Excerpt provided:
--- START ---

United States District Court, D. Oregon

August 20, 2018

LORAINE M. M.d.H., [1] Plaintiff,
NANCY A. BERRYHILL, Deputy Commissioner for Operations, performing the duties and functions not reserved to the Commissioner of Social Security, Defendant.

          Richard F. McGinty, McGinty & Belcher, P.O. Box 12806, Salem, OR 97301. Of Attorneys for Plaintiff.

          Billy J. Williams, United States Attorney, and Renata Gowie, Assistant United States Attorney, United States Attorney's Office, Kathryn A. Miller, Special Assistant United States Attorney, Office of General Counsel, Social Security Administration, Of Attorneys for Defendant.



         Loraine M.d.H. (“Plaintiff”) seeks judicial review of the final decision of the Commissioner of the Social Security Administration (“Commissioner”) denying her application for Supplemental Security Income (“SSI”) under Title XVI of the Social Security Act (the “Act”). For the following reasons, the Commissioner's decision is AFFIRMED.


         The district court must affirm the Commissioner's decision if it is based on the proper legal standards and the findings are supported by substantial evidence. 42 U.S.C. § 405(g); see also Hammock v. Bowen, 879 F.2d 498, 501 (9th Cir. 1989). “Substantial evidence” means “more than a mere scintilla but less than a preponderance.” Bray v. Comm'r of Soc. Sec. Admin., 554 F.3d 1219, 1222 (9th Cir. 2009) (quoting Andrews v. Shalala, 53 F.3d 1035, 1039 (9th Cir. 1995)). It means “such relevant evidence as a reasonable mind might accept as adequate to support a conclusion.” Id. (quoting Andrews, 53 F.3d at 1039).

--- END ---

Supplied information:

--- START ---

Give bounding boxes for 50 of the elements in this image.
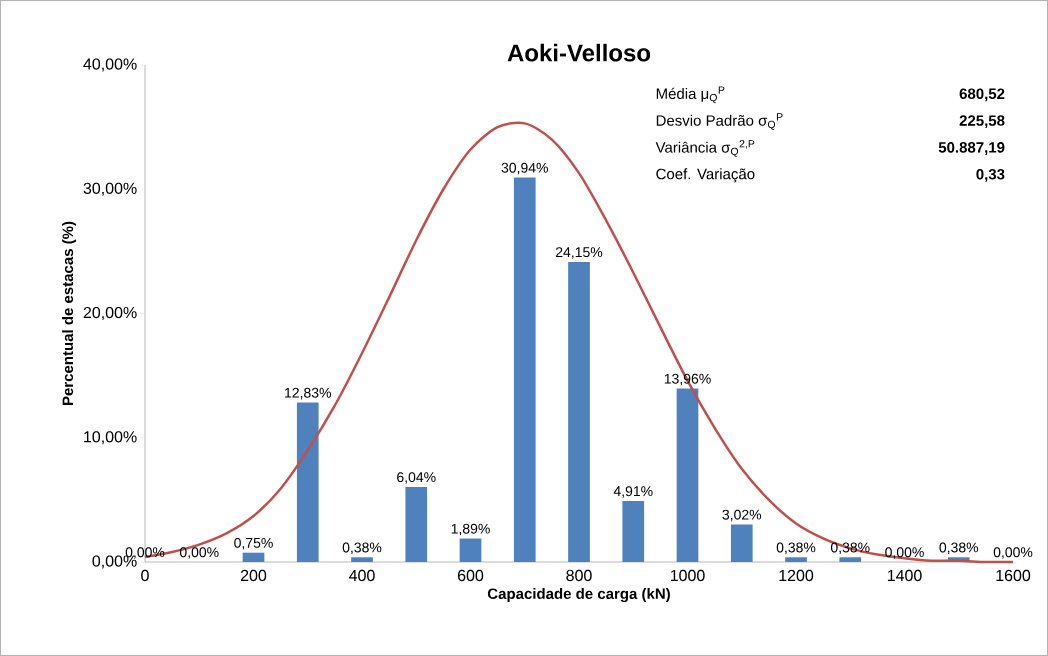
x-tick-label: 800 — [566, 569, 592, 582]
annotation: Média μ$_{Q}$P — [656, 86, 725, 104]
y-tick-label: 30,00% — [83, 182, 137, 196]
annotation: 50.887,19 — [938, 142, 1005, 155]
x-tick-label: 400 — [349, 569, 375, 582]
x-tick-label: 0 — [141, 569, 149, 582]
annotation: 680,52 — [959, 88, 1005, 102]
annotation: 225,58 — [959, 115, 1005, 129]
x-tick-label: 200 — [240, 569, 267, 582]
data-label: 0,75% — [234, 537, 273, 550]
data-label: 24,15% — [555, 247, 603, 259]
data-label: 30,94% — [501, 162, 548, 175]
bar — [351, 557, 373, 562]
bar — [568, 261, 590, 562]
y-tick-label: 10,00% — [84, 431, 137, 445]
x-tick-label: 1600 — [996, 569, 1031, 582]
bar — [513, 177, 536, 562]
annotation: Desvio Padrão σ$_{Q}$P — [656, 113, 783, 131]
data-label: 0,00% — [885, 547, 924, 559]
bar — [296, 402, 319, 562]
bar — [785, 557, 807, 562]
y-tick-label: 40,00% — [83, 58, 137, 72]
data-label: 6,04% — [397, 472, 436, 484]
bar — [459, 538, 482, 562]
bar — [242, 552, 265, 562]
data-label: 3,02% — [722, 509, 762, 522]
bar — [622, 500, 645, 562]
y-axis-title: Percentual de estacas (%) — [62, 221, 77, 406]
annotation: Coef. Variação — [656, 168, 755, 183]
data-label: 12,83% — [285, 387, 331, 400]
y-tick-label: 20,00% — [83, 306, 137, 321]
data-label: 0,00% — [179, 547, 219, 559]
data-label: 0,38% — [342, 542, 382, 555]
x-tick-label: 1200 — [779, 569, 814, 582]
annotation: 0,33 — [976, 168, 1005, 182]
data-label: 0,38% — [776, 542, 816, 555]
data-label: 0,38% — [939, 542, 979, 555]
x-tick-label: 600 — [457, 569, 484, 582]
data-label: 4,91% — [613, 486, 653, 498]
bar — [730, 524, 753, 562]
data-label: 0,00% — [993, 547, 1033, 559]
annotation: Variância σ$_{Q}$2,P — [655, 140, 755, 157]
x-axis-title: Capacidade de carga (kN) — [487, 588, 670, 603]
data-label: 1,89% — [451, 523, 490, 536]
x-tick-label: 1400 — [887, 569, 922, 582]
bar — [839, 557, 862, 562]
bar — [676, 388, 699, 562]
bar — [405, 486, 428, 562]
x-tick-label: 1000 — [670, 569, 705, 582]
chart-title: Aoki-Velloso — [507, 43, 651, 62]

--- END ---

Directions:
a – Under what title of the Social Security Act did the plaintiff apply for benefits, according to the court opinion?
b – Name every court case cited in the court opinion.
The material has no role here.

Answers provided:
a – Title XVI

b –
- Hammock v. Bowen
- Bray v. Comm'r of Soc. Sec. Admin.
- Andrews v. Shalala